(Written instruction) Repeat every entry word for word, but leave the images out of your copy.

(Recorded data)
○ ○ ○
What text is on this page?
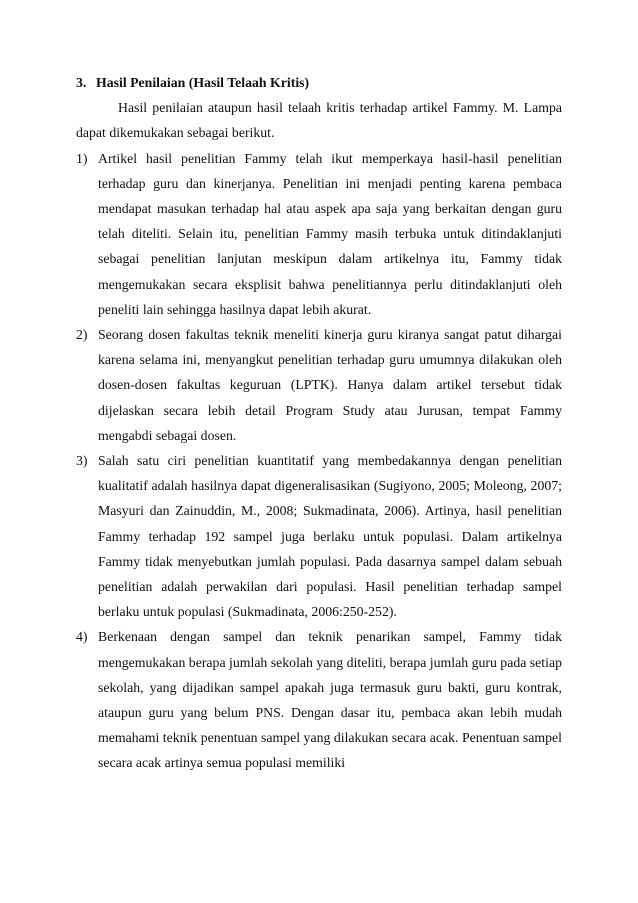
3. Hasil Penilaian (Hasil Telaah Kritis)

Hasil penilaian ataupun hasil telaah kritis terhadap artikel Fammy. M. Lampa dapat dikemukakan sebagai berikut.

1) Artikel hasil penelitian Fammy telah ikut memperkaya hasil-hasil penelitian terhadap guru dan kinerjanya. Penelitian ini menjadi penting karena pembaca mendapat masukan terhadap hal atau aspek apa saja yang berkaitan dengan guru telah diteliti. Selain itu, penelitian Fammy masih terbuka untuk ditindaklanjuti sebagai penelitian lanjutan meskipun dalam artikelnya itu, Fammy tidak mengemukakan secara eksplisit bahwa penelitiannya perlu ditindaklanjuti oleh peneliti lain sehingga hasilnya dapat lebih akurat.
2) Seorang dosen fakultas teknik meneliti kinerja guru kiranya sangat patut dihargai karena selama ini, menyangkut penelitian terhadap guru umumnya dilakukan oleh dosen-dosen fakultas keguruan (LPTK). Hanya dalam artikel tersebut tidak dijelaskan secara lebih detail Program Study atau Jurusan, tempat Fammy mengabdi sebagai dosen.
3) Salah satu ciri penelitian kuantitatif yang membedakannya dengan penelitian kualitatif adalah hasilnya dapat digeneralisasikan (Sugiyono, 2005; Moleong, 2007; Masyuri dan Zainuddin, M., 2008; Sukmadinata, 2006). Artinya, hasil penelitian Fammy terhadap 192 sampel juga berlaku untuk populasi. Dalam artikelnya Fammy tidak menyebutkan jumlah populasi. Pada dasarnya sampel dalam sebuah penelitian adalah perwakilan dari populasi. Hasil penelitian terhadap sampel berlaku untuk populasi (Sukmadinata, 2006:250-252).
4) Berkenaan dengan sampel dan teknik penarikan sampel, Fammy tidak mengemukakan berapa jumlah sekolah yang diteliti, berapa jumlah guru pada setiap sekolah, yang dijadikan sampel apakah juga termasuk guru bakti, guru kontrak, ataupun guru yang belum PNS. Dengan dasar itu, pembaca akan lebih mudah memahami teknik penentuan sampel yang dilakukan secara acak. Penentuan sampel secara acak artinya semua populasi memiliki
○ ○ ○
(Written answer)
What text is on this page?
3. Hasil Penilaian (Hasil Telaah Kritis)

Hasil penilaian ataupun hasil telaah kritis terhadap artikel Fammy. M. Lampa dapat dikemukakan sebagai berikut.

1) Artikel hasil penelitian Fammy telah ikut memperkaya hasil-hasil penelitian terhadap guru dan kinerjanya. Penelitian ini menjadi penting karena pembaca mendapat masukan terhadap hal atau aspek apa saja yang berkaitan dengan guru telah diteliti. Selain itu, penelitian Fammy masih terbuka untuk ditindaklanjuti sebagai penelitian lanjutan meskipun dalam artikelnya itu, Fammy tidak mengemukakan secara eksplisit bahwa penelitiannya perlu ditindaklanjuti oleh peneliti lain sehingga hasilnya dapat lebih akurat.
2) Seorang dosen fakultas teknik meneliti kinerja guru kiranya sangat patut dihargai karena selama ini, menyangkut penelitian terhadap guru umumnya dilakukan oleh dosen-dosen fakultas keguruan (LPTK). Hanya dalam artikel tersebut tidak dijelaskan secara lebih detail Program Study atau Jurusan, tempat Fammy mengabdi sebagai dosen.
3) Salah satu ciri penelitian kuantitatif yang membedakannya dengan penelitian kualitatif adalah hasilnya dapat digeneralisasikan (Sugiyono, 2005; Moleong, 2007; Masyuri dan Zainuddin, M., 2008; Sukmadinata, 2006). Artinya, hasil penelitian Fammy terhadap 192 sampel juga berlaku untuk populasi. Dalam artikelnya Fammy tidak menyebutkan jumlah populasi. Pada dasarnya sampel dalam sebuah penelitian adalah perwakilan dari populasi. Hasil penelitian terhadap sampel berlaku untuk populasi (Sukmadinata, 2006:250-252).
4) Berkenaan dengan sampel dan teknik penarikan sampel, Fammy tidak mengemukakan berapa jumlah sekolah yang diteliti, berapa jumlah guru pada setiap sekolah, yang dijadikan sampel apakah juga termasuk guru bakti, guru kontrak, ataupun guru yang belum PNS. Dengan dasar itu, pembaca akan lebih mudah memahami teknik penentuan sampel yang dilakukan secara acak. Penentuan sampel secara acak artinya semua populasi memiliki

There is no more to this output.